[Dataset excerpts]
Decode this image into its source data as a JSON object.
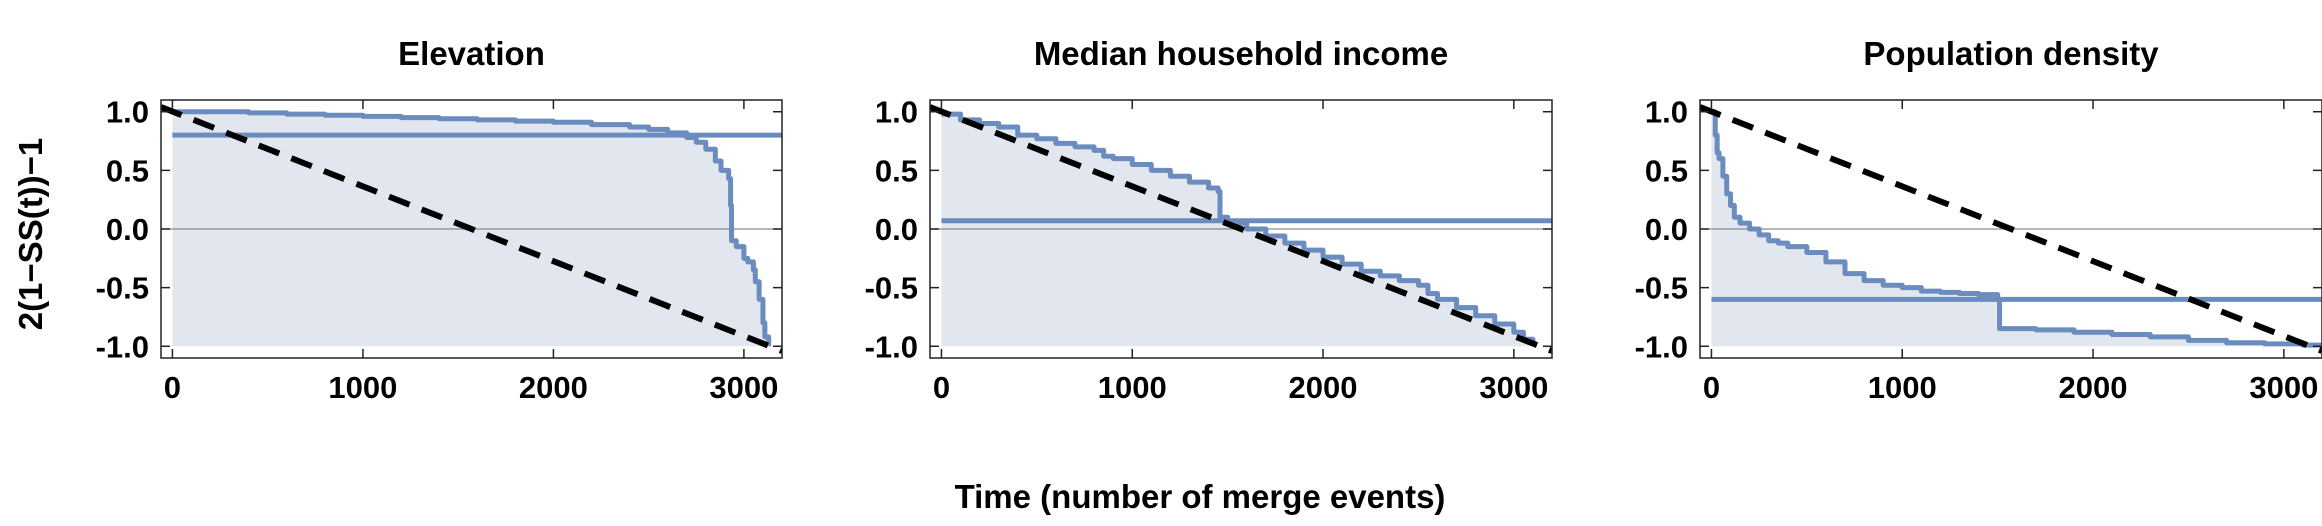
{
  "figure": {
    "ylabel": "2(1−SS(t))−1",
    "xlabel": "Time (number of merge events)"
  },
  "chart_data": [
    {
      "type": "line",
      "title": "Elevation",
      "xlim": [
        -60,
        3200
      ],
      "ylim": [
        -1.1,
        1.1
      ],
      "xticks": [
        0,
        1000,
        2000,
        3000
      ],
      "xtick_labels": [
        "0",
        "1000",
        "2000",
        "3000"
      ],
      "yticks": [
        1.0,
        0.5,
        0.0,
        -0.5,
        -1.0
      ],
      "ytick_labels": [
        "1.0",
        "0.5",
        "0.0",
        "-0.5",
        "-1.0"
      ],
      "series": [
        {
          "role": "empirical",
          "color": "#6b8cbf",
          "fill_color": "#e1e6ef",
          "x": [
            0,
            200,
            400,
            600,
            800,
            1000,
            1200,
            1400,
            1600,
            1800,
            2000,
            2200,
            2400,
            2500,
            2600,
            2700,
            2750,
            2800,
            2850,
            2880,
            2920,
            2930,
            2935,
            2960,
            3000,
            3020,
            3050,
            3060,
            3080,
            3100,
            3110,
            3130
          ],
          "y": [
            1.0,
            1.0,
            0.99,
            0.98,
            0.97,
            0.96,
            0.95,
            0.94,
            0.93,
            0.92,
            0.91,
            0.89,
            0.87,
            0.85,
            0.82,
            0.78,
            0.74,
            0.68,
            0.58,
            0.5,
            0.43,
            0.2,
            -0.1,
            -0.15,
            -0.25,
            -0.28,
            -0.35,
            -0.45,
            -0.6,
            -0.8,
            -0.92,
            -1.0
          ]
        },
        {
          "role": "reference-level",
          "color": "#6b8cbf",
          "x": [
            0,
            3200
          ],
          "y": [
            0.8,
            0.8
          ]
        },
        {
          "role": "reference-diagonal",
          "color": "#000000",
          "dashed": true,
          "x": [
            -60,
            3200
          ],
          "y": [
            1.04,
            -1.04
          ]
        }
      ]
    },
    {
      "type": "line",
      "title": "Median household income",
      "xlim": [
        -60,
        3200
      ],
      "ylim": [
        -1.1,
        1.1
      ],
      "xticks": [
        0,
        1000,
        2000,
        3000
      ],
      "xtick_labels": [
        "0",
        "1000",
        "2000",
        "3000"
      ],
      "yticks": [
        1.0,
        0.5,
        0.0,
        -0.5,
        -1.0
      ],
      "ytick_labels": [
        "1.0",
        "0.5",
        "0.0",
        "-0.5",
        "-1.0"
      ],
      "series": [
        {
          "role": "empirical",
          "color": "#6b8cbf",
          "fill_color": "#e1e6ef",
          "x": [
            0,
            100,
            200,
            300,
            400,
            500,
            600,
            700,
            800,
            850,
            900,
            1000,
            1100,
            1200,
            1300,
            1400,
            1450,
            1460,
            1500,
            1600,
            1700,
            1800,
            1900,
            2000,
            2100,
            2200,
            2300,
            2400,
            2500,
            2550,
            2600,
            2700,
            2800,
            2900,
            3000,
            3050,
            3100
          ],
          "y": [
            0.98,
            0.93,
            0.9,
            0.87,
            0.8,
            0.77,
            0.73,
            0.7,
            0.67,
            0.62,
            0.6,
            0.55,
            0.5,
            0.45,
            0.4,
            0.35,
            0.32,
            0.1,
            0.05,
            0.0,
            -0.06,
            -0.12,
            -0.18,
            -0.24,
            -0.3,
            -0.36,
            -0.4,
            -0.44,
            -0.48,
            -0.55,
            -0.6,
            -0.67,
            -0.74,
            -0.81,
            -0.88,
            -0.94,
            -0.99
          ]
        },
        {
          "role": "reference-level",
          "color": "#6b8cbf",
          "x": [
            0,
            3200
          ],
          "y": [
            0.07,
            0.07
          ]
        },
        {
          "role": "reference-diagonal",
          "color": "#000000",
          "dashed": true,
          "x": [
            -60,
            3200
          ],
          "y": [
            1.04,
            -1.04
          ]
        }
      ]
    },
    {
      "type": "line",
      "title": "Population density",
      "xlim": [
        -60,
        3200
      ],
      "ylim": [
        -1.1,
        1.1
      ],
      "xticks": [
        0,
        1000,
        2000,
        3000
      ],
      "xtick_labels": [
        "0",
        "1000",
        "2000",
        "3000"
      ],
      "yticks": [
        1.0,
        0.5,
        0.0,
        -0.5,
        -1.0
      ],
      "ytick_labels": [
        "1.0",
        "0.5",
        "0.0",
        "-0.5",
        "-1.0"
      ],
      "series": [
        {
          "role": "empirical",
          "color": "#6b8cbf",
          "fill_color": "#e1e6ef",
          "x": [
            0,
            20,
            30,
            40,
            60,
            80,
            100,
            120,
            150,
            200,
            250,
            300,
            350,
            400,
            500,
            600,
            700,
            800,
            900,
            1000,
            1100,
            1200,
            1300,
            1400,
            1500,
            1510,
            1700,
            1900,
            2100,
            2300,
            2500,
            2700,
            2900,
            3100,
            3200
          ],
          "y": [
            1.0,
            0.8,
            0.65,
            0.6,
            0.45,
            0.3,
            0.2,
            0.1,
            0.05,
            0.0,
            -0.05,
            -0.1,
            -0.12,
            -0.15,
            -0.2,
            -0.28,
            -0.38,
            -0.44,
            -0.48,
            -0.5,
            -0.53,
            -0.54,
            -0.55,
            -0.56,
            -0.6,
            -0.85,
            -0.86,
            -0.88,
            -0.9,
            -0.92,
            -0.95,
            -0.97,
            -0.98,
            -0.99,
            -0.99
          ]
        },
        {
          "role": "reference-level",
          "color": "#6b8cbf",
          "x": [
            0,
            3200
          ],
          "y": [
            -0.6,
            -0.6
          ]
        },
        {
          "role": "reference-diagonal",
          "color": "#000000",
          "dashed": true,
          "x": [
            -60,
            3200
          ],
          "y": [
            1.04,
            -1.04
          ]
        }
      ]
    }
  ]
}
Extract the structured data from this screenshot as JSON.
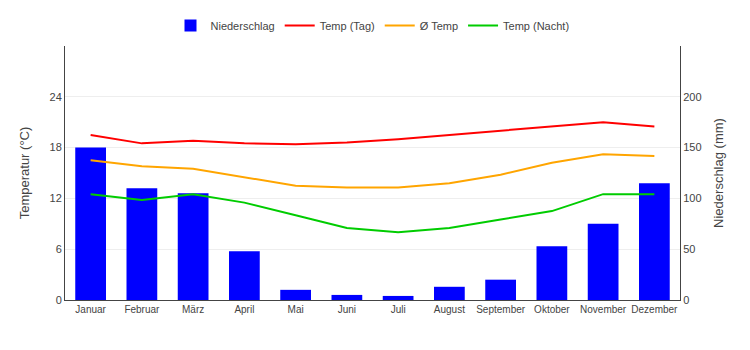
{
  "chart_data": {
    "type": "combo",
    "categories": [
      "Januar",
      "Februar",
      "März",
      "April",
      "Mai",
      "Juni",
      "Juli",
      "August",
      "September",
      "Oktober",
      "November",
      "Dezember"
    ],
    "series": [
      {
        "name": "Niederschlag",
        "type": "bar",
        "axis": "y2",
        "color": "#0000ff",
        "values": [
          150,
          110,
          105,
          48,
          10,
          5,
          4,
          13,
          20,
          53,
          75,
          115
        ]
      },
      {
        "name": "Temp (Tag)",
        "type": "line",
        "color": "#ff0000",
        "values": [
          19.5,
          18.5,
          18.8,
          18.5,
          18.4,
          18.6,
          19.0,
          19.5,
          20.0,
          20.5,
          21.0,
          20.5
        ]
      },
      {
        "name": "Ø Temp",
        "type": "line",
        "color": "#ffa500",
        "values": [
          16.5,
          15.8,
          15.5,
          14.5,
          13.5,
          13.3,
          13.3,
          13.8,
          14.8,
          16.2,
          17.2,
          17.0
        ]
      },
      {
        "name": "Temp (Nacht)",
        "type": "line",
        "color": "#00cc00",
        "values": [
          12.5,
          11.8,
          12.5,
          11.5,
          10.0,
          8.5,
          8.0,
          8.5,
          9.5,
          10.5,
          12.5,
          12.5
        ]
      }
    ],
    "ylabel": "Temperatur (°C)",
    "y2label": "Niederschlag (mm)",
    "ylim": [
      0,
      30
    ],
    "yticks": [
      0,
      6,
      12,
      18,
      24
    ],
    "y2lim": [
      0,
      250
    ],
    "y2ticks": [
      0,
      50,
      100,
      150,
      200
    ],
    "grid": true,
    "legend": "top"
  }
}
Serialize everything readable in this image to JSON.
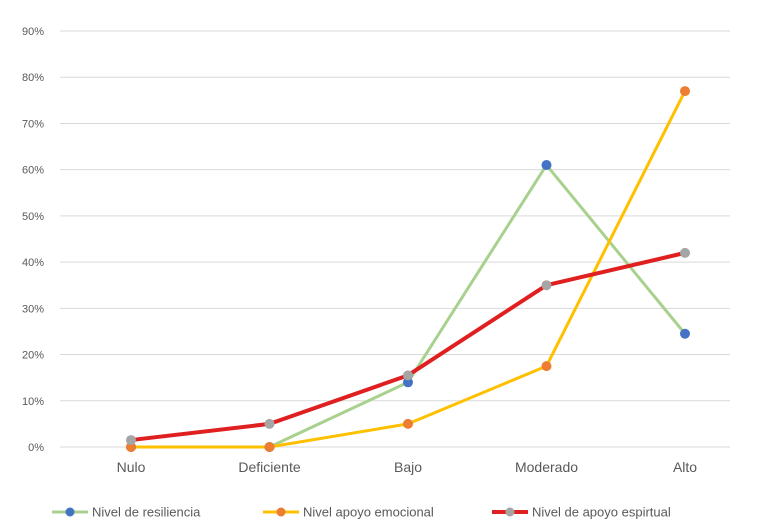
{
  "chart_data": {
    "type": "line",
    "title": "",
    "xlabel": "",
    "ylabel": "",
    "categories": [
      "Nulo",
      "Deficiente",
      "Bajo",
      "Moderado",
      "Alto"
    ],
    "ylim": [
      0,
      90
    ],
    "yticks": [
      0,
      10,
      20,
      30,
      40,
      50,
      60,
      70,
      80,
      90
    ],
    "ytick_labels": [
      "0%",
      "10%",
      "20%",
      "30%",
      "40%",
      "50%",
      "60%",
      "70%",
      "80%",
      "90%"
    ],
    "grid": true,
    "legend_position": "bottom",
    "series": [
      {
        "name": "Nivel de resiliencia",
        "values": [
          0,
          0,
          14,
          61,
          24.5
        ],
        "line_color": "#a9d18e",
        "marker_color": "#4472c4"
      },
      {
        "name": "Nivel apoyo emocional",
        "values": [
          0,
          0,
          5,
          17.5,
          77
        ],
        "line_color": "#ffc000",
        "marker_color": "#ed7d31"
      },
      {
        "name": "Nivel de apoyo espirtual",
        "values": [
          1.5,
          5,
          15.5,
          35,
          42
        ],
        "line_color": "#e02020",
        "marker_color": "#a5a5a5"
      }
    ]
  }
}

[Directions for this task]
Determine how many lines of this listing contain "JSON", and give only the number.

[Answer to this exercise]
3